# [DESCRIPTION OF THE TASK]
Give back the full material, exactly as it reads.

# [RECORD LIST]
________________________

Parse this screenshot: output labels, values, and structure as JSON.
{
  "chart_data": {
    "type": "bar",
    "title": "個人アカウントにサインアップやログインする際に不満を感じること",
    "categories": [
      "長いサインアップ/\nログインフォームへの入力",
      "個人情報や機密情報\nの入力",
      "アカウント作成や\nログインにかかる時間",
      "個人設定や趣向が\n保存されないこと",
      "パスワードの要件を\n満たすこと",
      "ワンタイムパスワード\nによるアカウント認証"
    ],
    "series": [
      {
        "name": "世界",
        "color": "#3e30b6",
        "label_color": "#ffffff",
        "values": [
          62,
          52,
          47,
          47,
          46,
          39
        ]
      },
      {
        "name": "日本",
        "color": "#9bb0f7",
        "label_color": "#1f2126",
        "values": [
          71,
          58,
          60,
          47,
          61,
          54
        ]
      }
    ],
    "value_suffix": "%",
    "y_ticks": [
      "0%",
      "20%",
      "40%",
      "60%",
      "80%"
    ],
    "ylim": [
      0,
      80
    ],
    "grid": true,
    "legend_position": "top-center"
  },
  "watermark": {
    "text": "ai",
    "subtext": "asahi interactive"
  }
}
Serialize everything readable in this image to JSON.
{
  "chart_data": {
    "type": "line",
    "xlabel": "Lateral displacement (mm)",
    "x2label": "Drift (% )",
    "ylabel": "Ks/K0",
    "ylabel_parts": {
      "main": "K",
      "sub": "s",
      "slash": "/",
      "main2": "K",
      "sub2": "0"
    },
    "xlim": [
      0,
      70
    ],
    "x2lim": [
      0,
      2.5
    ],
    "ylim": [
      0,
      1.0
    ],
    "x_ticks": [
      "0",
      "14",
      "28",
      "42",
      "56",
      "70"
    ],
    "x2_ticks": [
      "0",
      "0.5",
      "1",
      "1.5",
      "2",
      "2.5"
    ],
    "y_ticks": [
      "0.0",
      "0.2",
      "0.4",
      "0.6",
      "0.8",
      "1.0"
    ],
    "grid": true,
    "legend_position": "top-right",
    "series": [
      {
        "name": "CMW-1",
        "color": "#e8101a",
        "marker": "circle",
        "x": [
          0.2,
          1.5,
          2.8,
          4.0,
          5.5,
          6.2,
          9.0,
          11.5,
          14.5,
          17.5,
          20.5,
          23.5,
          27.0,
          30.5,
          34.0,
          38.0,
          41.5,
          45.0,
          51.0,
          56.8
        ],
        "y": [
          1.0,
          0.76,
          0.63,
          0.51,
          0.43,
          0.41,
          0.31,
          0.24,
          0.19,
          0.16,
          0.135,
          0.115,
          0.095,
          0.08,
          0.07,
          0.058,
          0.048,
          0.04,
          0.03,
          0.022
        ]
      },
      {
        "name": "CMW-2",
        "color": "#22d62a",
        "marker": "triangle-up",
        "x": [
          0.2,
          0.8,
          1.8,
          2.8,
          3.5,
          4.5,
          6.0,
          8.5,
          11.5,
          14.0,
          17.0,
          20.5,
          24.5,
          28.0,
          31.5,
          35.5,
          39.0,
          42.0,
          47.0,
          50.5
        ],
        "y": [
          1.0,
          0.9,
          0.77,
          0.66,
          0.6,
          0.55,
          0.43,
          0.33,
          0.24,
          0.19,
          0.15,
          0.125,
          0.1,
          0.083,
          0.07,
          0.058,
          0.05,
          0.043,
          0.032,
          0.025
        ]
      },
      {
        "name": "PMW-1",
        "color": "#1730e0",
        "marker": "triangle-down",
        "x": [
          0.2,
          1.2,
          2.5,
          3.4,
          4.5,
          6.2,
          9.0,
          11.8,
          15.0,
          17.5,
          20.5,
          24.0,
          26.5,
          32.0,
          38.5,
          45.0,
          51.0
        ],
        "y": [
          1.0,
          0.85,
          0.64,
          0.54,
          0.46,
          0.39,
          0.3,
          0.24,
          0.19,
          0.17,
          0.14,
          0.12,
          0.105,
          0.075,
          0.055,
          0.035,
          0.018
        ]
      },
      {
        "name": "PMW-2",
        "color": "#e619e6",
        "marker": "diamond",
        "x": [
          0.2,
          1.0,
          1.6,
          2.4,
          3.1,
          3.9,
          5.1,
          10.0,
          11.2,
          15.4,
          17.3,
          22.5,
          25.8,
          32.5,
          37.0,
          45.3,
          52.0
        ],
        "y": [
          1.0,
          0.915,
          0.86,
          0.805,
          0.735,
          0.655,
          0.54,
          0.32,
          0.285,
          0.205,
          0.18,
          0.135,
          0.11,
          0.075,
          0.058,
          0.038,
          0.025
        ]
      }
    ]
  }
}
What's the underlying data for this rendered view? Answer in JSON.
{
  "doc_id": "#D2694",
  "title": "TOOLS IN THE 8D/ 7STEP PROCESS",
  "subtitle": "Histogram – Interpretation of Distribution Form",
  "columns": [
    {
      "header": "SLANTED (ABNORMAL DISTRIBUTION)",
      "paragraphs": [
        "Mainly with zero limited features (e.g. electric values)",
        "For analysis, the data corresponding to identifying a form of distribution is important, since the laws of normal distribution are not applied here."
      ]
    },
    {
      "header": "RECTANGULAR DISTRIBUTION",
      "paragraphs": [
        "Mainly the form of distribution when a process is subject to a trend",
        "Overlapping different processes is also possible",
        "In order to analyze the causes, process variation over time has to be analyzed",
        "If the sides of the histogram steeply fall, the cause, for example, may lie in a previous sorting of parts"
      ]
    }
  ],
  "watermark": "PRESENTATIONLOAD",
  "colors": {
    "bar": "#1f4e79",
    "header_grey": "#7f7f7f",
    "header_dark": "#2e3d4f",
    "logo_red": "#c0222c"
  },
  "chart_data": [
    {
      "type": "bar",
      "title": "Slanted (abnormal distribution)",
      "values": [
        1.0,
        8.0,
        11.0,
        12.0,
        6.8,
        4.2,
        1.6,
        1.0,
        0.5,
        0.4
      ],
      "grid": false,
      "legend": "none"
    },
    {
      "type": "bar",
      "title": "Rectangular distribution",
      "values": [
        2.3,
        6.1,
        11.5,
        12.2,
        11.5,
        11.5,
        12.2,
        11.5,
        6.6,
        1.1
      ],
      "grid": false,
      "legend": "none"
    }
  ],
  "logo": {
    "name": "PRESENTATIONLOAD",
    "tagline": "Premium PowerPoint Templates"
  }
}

________________________

# [EXERCISE OUTPUT]
Parse this screenshot: output labels, values, and structure as JSON.
{
  "chart_data": {
    "type": "bar",
    "title": "個人アカウントにサインアップやログインする際に不満を感じること",
    "categories": [
      "長いサインアップ/\nログインフォームへの入力",
      "個人情報や機密情報\nの入力",
      "アカウント作成や\nログインにかかる時間",
      "個人設定や趣向が\n保存されないこと",
      "パスワードの要件を\n満たすこと",
      "ワンタイムパスワード\nによるアカウント認証"
    ],
    "series": [
      {
        "name": "世界",
        "color": "#3e30b6",
        "label_color": "#ffffff",
        "values": [
          62,
          52,
          47,
          47,
          46,
          39
        ]
      },
      {
        "name": "日本",
        "color": "#9bb0f7",
        "label_color": "#1f2126",
        "values": [
          71,
          58,
          60,
          47,
          61,
          54
        ]
      }
    ],
    "value_suffix": "%",
    "y_ticks": [
      "0%",
      "20%",
      "40%",
      "60%",
      "80%"
    ],
    "ylim": [
      0,
      80
    ],
    "grid": true,
    "legend_position": "top-center"
  },
  "watermark": {
    "text": "ai",
    "subtext": "asahi interactive"
  }
}
Serialize everything readable in this image to JSON.
{
  "chart_data": {
    "type": "line",
    "xlabel": "Lateral displacement (mm)",
    "x2label": "Drift (% )",
    "ylabel": "Ks/K0",
    "ylabel_parts": {
      "main": "K",
      "sub": "s",
      "slash": "/",
      "main2": "K",
      "sub2": "0"
    },
    "xlim": [
      0,
      70
    ],
    "x2lim": [
      0,
      2.5
    ],
    "ylim": [
      0,
      1.0
    ],
    "x_ticks": [
      "0",
      "14",
      "28",
      "42",
      "56",
      "70"
    ],
    "x2_ticks": [
      "0",
      "0.5",
      "1",
      "1.5",
      "2",
      "2.5"
    ],
    "y_ticks": [
      "0.0",
      "0.2",
      "0.4",
      "0.6",
      "0.8",
      "1.0"
    ],
    "grid": true,
    "legend_position": "top-right",
    "series": [
      {
        "name": "CMW-1",
        "color": "#e8101a",
        "marker": "circle",
        "x": [
          0.2,
          1.5,
          2.8,
          4.0,
          5.5,
          6.2,
          9.0,
          11.5,
          14.5,
          17.5,
          20.5,
          23.5,
          27.0,
          30.5,
          34.0,
          38.0,
          41.5,
          45.0,
          51.0,
          56.8
        ],
        "y": [
          1.0,
          0.76,
          0.63,
          0.51,
          0.43,
          0.41,
          0.31,
          0.24,
          0.19,
          0.16,
          0.135,
          0.115,
          0.095,
          0.08,
          0.07,
          0.058,
          0.048,
          0.04,
          0.03,
          0.022
        ]
      },
      {
        "name": "CMW-2",
        "color": "#22d62a",
        "marker": "triangle-up",
        "x": [
          0.2,
          0.8,
          1.8,
          2.8,
          3.5,
          4.5,
          6.0,
          8.5,
          11.5,
          14.0,
          17.0,
          20.5,
          24.5,
          28.0,
          31.5,
          35.5,
          39.0,
          42.0,
          47.0,
          50.5
        ],
        "y": [
          1.0,
          0.9,
          0.77,
          0.66,
          0.6,
          0.55,
          0.43,
          0.33,
          0.24,
          0.19,
          0.15,
          0.125,
          0.1,
          0.083,
          0.07,
          0.058,
          0.05,
          0.043,
          0.032,
          0.025
        ]
      },
      {
        "name": "PMW-1",
        "color": "#1730e0",
        "marker": "triangle-down",
        "x": [
          0.2,
          1.2,
          2.5,
          3.4,
          4.5,
          6.2,
          9.0,
          11.8,
          15.0,
          17.5,
          20.5,
          24.0,
          26.5,
          32.0,
          38.5,
          45.0,
          51.0
        ],
        "y": [
          1.0,
          0.85,
          0.64,
          0.54,
          0.46,
          0.39,
          0.3,
          0.24,
          0.19,
          0.17,
          0.14,
          0.12,
          0.105,
          0.075,
          0.055,
          0.035,
          0.018
        ]
      },
      {
        "name": "PMW-2",
        "color": "#e619e6",
        "marker": "diamond",
        "x": [
          0.2,
          1.0,
          1.6,
          2.4,
          3.1,
          3.9,
          5.1,
          10.0,
          11.2,
          15.4,
          17.3,
          22.5,
          25.8,
          32.5,
          37.0,
          45.3,
          52.0
        ],
        "y": [
          1.0,
          0.915,
          0.86,
          0.805,
          0.735,
          0.655,
          0.54,
          0.32,
          0.285,
          0.205,
          0.18,
          0.135,
          0.11,
          0.075,
          0.058,
          0.038,
          0.025
        ]
      }
    ]
  }
}
What's the underlying data for this rendered view? Answer in JSON.
{
  "doc_id": "#D2694",
  "title": "TOOLS IN THE 8D/ 7STEP PROCESS",
  "subtitle": "Histogram – Interpretation of Distribution Form",
  "columns": [
    {
      "header": "SLANTED (ABNORMAL DISTRIBUTION)",
      "paragraphs": [
        "Mainly with zero limited features (e.g. electric values)",
        "For analysis, the data corresponding to identifying a form of distribution is important, since the laws of normal distribution are not applied here."
      ]
    },
    {
      "header": "RECTANGULAR DISTRIBUTION",
      "paragraphs": [
        "Mainly the form of distribution when a process is subject to a trend",
        "Overlapping different processes is also possible",
        "In order to analyze the causes, process variation over time has to be analyzed",
        "If the sides of the histogram steeply fall, the cause, for example, may lie in a previous sorting of parts"
      ]
    }
  ],
  "watermark": "PRESENTATIONLOAD",
  "colors": {
    "bar": "#1f4e79",
    "header_grey": "#7f7f7f",
    "header_dark": "#2e3d4f",
    "logo_red": "#c0222c"
  },
  "chart_data": [
    {
      "type": "bar",
      "title": "Slanted (abnormal distribution)",
      "values": [
        1.0,
        8.0,
        11.0,
        12.0,
        6.8,
        4.2,
        1.6,
        1.0,
        0.5,
        0.4
      ],
      "grid": false,
      "legend": "none"
    },
    {
      "type": "bar",
      "title": "Rectangular distribution",
      "values": [
        2.3,
        6.1,
        11.5,
        12.2,
        11.5,
        11.5,
        12.2,
        11.5,
        6.6,
        1.1
      ],
      "grid": false,
      "legend": "none"
    }
  ],
  "logo": {
    "name": "PRESENTATIONLOAD",
    "tagline": "Premium PowerPoint Templates"
  }
}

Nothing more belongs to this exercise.